GIVEN TASK: Of all the lines in the records, how many hold the word "TradingView"? Answer with the number only.

─── STORED ROWS ───

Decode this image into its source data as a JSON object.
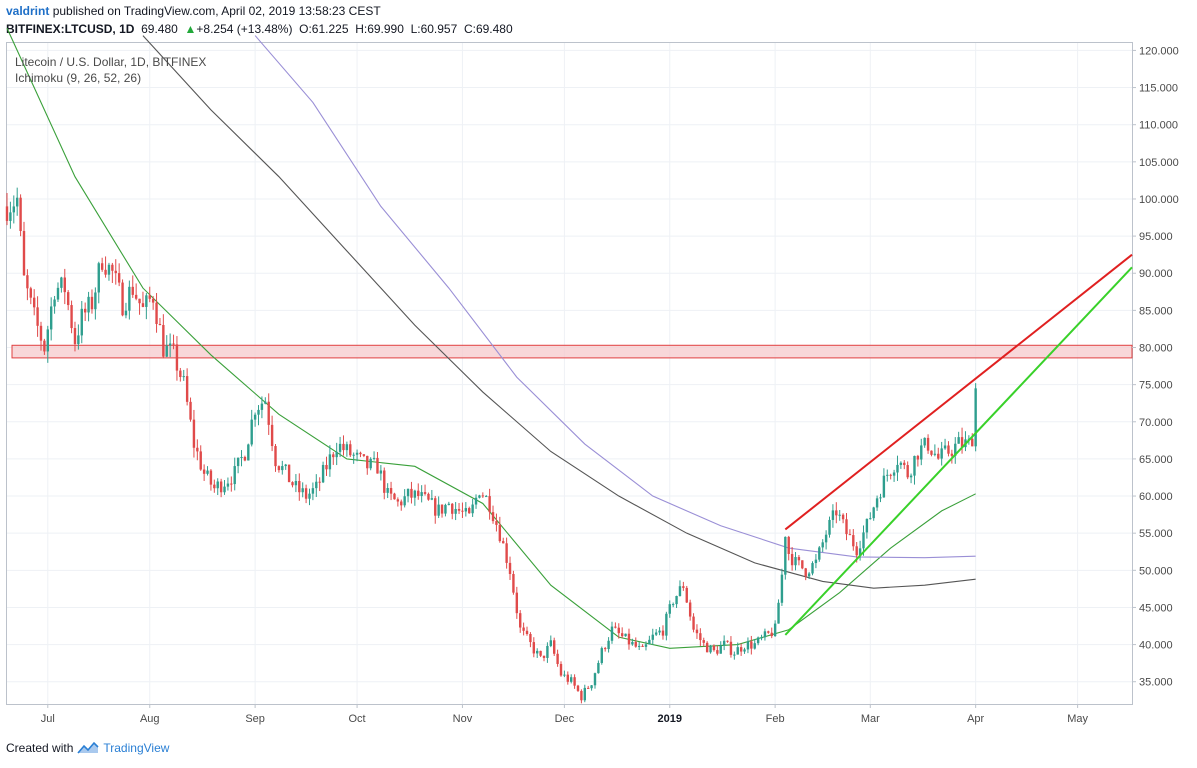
{
  "header": {
    "user": "valdrint",
    "published": "published on TradingView.com, April 02, 2019 13:58:23 CEST",
    "symbol": "BITFINEX:LTCUSD, 1D",
    "last": "69.480",
    "change": "+8.254 (+13.48%)",
    "ohlc_o": "O:61.225",
    "ohlc_h": "H:69.990",
    "ohlc_l": "L:60.957",
    "ohlc_c": "C:69.480"
  },
  "legend": {
    "title": "Litecoin / U.S. Dollar, 1D, BITFINEX",
    "indicator": "Ichimoku (9, 26, 52, 26)"
  },
  "footer": {
    "created_with": "Created with",
    "brand": "TradingView"
  },
  "colors": {
    "up": "#2e9e8e",
    "down": "#e04a4a",
    "ma_green": "#3aa03a",
    "ma_dark": "#555555",
    "ma_purple": "#9a8fd6",
    "zone_fill": "#f6c9cc",
    "zone_stroke": "#e04040",
    "channel_top": "#e02020",
    "channel_bottom": "#39d12a"
  },
  "chart_data": {
    "type": "candlestick",
    "y_axis": {
      "min": 32,
      "max": 121,
      "ticks": [
        35,
        40,
        45,
        50,
        55,
        60,
        65,
        70,
        75,
        80,
        85,
        90,
        95,
        100,
        105,
        110,
        115,
        120
      ],
      "tick_labels": [
        "35.000",
        "40.000",
        "45.000",
        "50.000",
        "55.000",
        "60.000",
        "65.000",
        "70.000",
        "75.000",
        "80.000",
        "85.000",
        "90.000",
        "95.000",
        "100.000",
        "105.000",
        "110.000",
        "115.000",
        "120.000"
      ]
    },
    "x_axis": {
      "start_day": 0,
      "end_day": 331,
      "labels": [
        "Jul",
        "Aug",
        "Sep",
        "Oct",
        "Nov",
        "Dec",
        "2019",
        "Feb",
        "Mar",
        "Apr",
        "May"
      ],
      "label_days": [
        12,
        42,
        73,
        103,
        134,
        164,
        195,
        226,
        254,
        285,
        315
      ]
    },
    "price_path": [
      [
        0,
        99
      ],
      [
        3,
        100
      ],
      [
        5,
        89
      ],
      [
        8,
        84
      ],
      [
        11,
        80
      ],
      [
        14,
        88
      ],
      [
        17,
        88
      ],
      [
        20,
        81
      ],
      [
        22,
        84
      ],
      [
        25,
        86
      ],
      [
        28,
        92
      ],
      [
        31,
        90
      ],
      [
        34,
        86
      ],
      [
        37,
        88
      ],
      [
        40,
        85
      ],
      [
        43,
        87
      ],
      [
        46,
        80
      ],
      [
        49,
        79
      ],
      [
        52,
        75
      ],
      [
        55,
        67
      ],
      [
        58,
        63
      ],
      [
        61,
        61
      ],
      [
        64,
        62
      ],
      [
        67,
        63
      ],
      [
        70,
        66
      ],
      [
        73,
        72
      ],
      [
        76,
        73
      ],
      [
        79,
        65
      ],
      [
        82,
        63
      ],
      [
        85,
        61
      ],
      [
        88,
        60
      ],
      [
        91,
        61
      ],
      [
        94,
        64
      ],
      [
        97,
        67
      ],
      [
        100,
        66
      ],
      [
        103,
        65
      ],
      [
        106,
        64
      ],
      [
        109,
        64
      ],
      [
        112,
        60
      ],
      [
        115,
        59
      ],
      [
        118,
        60
      ],
      [
        121,
        60
      ],
      [
        124,
        59
      ],
      [
        127,
        58
      ],
      [
        130,
        59
      ],
      [
        133,
        58
      ],
      [
        136,
        57
      ],
      [
        139,
        61
      ],
      [
        142,
        59
      ],
      [
        145,
        55
      ],
      [
        148,
        50
      ],
      [
        151,
        42
      ],
      [
        154,
        40
      ],
      [
        157,
        38
      ],
      [
        160,
        40
      ],
      [
        163,
        36
      ],
      [
        166,
        35
      ],
      [
        169,
        33
      ],
      [
        172,
        35
      ],
      [
        175,
        39
      ],
      [
        178,
        42
      ],
      [
        181,
        41
      ],
      [
        184,
        40
      ],
      [
        187,
        39
      ],
      [
        190,
        41
      ],
      [
        193,
        42
      ],
      [
        196,
        46
      ],
      [
        199,
        48
      ],
      [
        202,
        42
      ],
      [
        205,
        40
      ],
      [
        208,
        39
      ],
      [
        211,
        40
      ],
      [
        214,
        39
      ],
      [
        217,
        40
      ],
      [
        220,
        40
      ],
      [
        223,
        41
      ],
      [
        226,
        42
      ],
      [
        229,
        53
      ],
      [
        232,
        51
      ],
      [
        235,
        50
      ],
      [
        238,
        51
      ],
      [
        241,
        55
      ],
      [
        244,
        58
      ],
      [
        247,
        55
      ],
      [
        250,
        53
      ],
      [
        253,
        56
      ],
      [
        256,
        60
      ],
      [
        259,
        63
      ],
      [
        262,
        65
      ],
      [
        265,
        63
      ],
      [
        268,
        66
      ],
      [
        271,
        67
      ],
      [
        274,
        65
      ],
      [
        277,
        66
      ],
      [
        280,
        67
      ],
      [
        283,
        67
      ],
      [
        285,
        69
      ]
    ],
    "ma_green": [
      [
        0,
        123
      ],
      [
        20,
        103
      ],
      [
        40,
        88
      ],
      [
        60,
        79
      ],
      [
        80,
        71
      ],
      [
        100,
        65
      ],
      [
        120,
        64
      ],
      [
        140,
        59
      ],
      [
        160,
        48
      ],
      [
        180,
        41
      ],
      [
        195,
        39.5
      ],
      [
        215,
        40
      ],
      [
        230,
        42
      ],
      [
        245,
        47
      ],
      [
        260,
        53
      ],
      [
        275,
        58
      ],
      [
        285,
        60.3
      ]
    ],
    "ma_dark": [
      [
        40,
        122
      ],
      [
        60,
        112
      ],
      [
        80,
        103
      ],
      [
        100,
        93
      ],
      [
        120,
        83
      ],
      [
        140,
        74
      ],
      [
        160,
        66
      ],
      [
        180,
        60
      ],
      [
        200,
        55
      ],
      [
        220,
        51
      ],
      [
        240,
        48.5
      ],
      [
        255,
        47.6
      ],
      [
        270,
        48
      ],
      [
        285,
        48.8
      ]
    ],
    "ma_purple": [
      [
        73,
        122
      ],
      [
        90,
        113
      ],
      [
        110,
        99
      ],
      [
        130,
        88
      ],
      [
        150,
        76
      ],
      [
        170,
        67
      ],
      [
        190,
        60
      ],
      [
        210,
        56
      ],
      [
        230,
        53
      ],
      [
        250,
        51.8
      ],
      [
        270,
        51.7
      ],
      [
        285,
        51.9
      ]
    ],
    "resistance_zone": [
      78.6,
      80.3
    ],
    "channel_top": [
      [
        229,
        55.5
      ],
      [
        331,
        92.5
      ]
    ],
    "channel_bottom": [
      [
        229,
        41.3
      ],
      [
        331,
        90.8
      ]
    ]
  }
}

───

EXERCISE SOLUTION: 2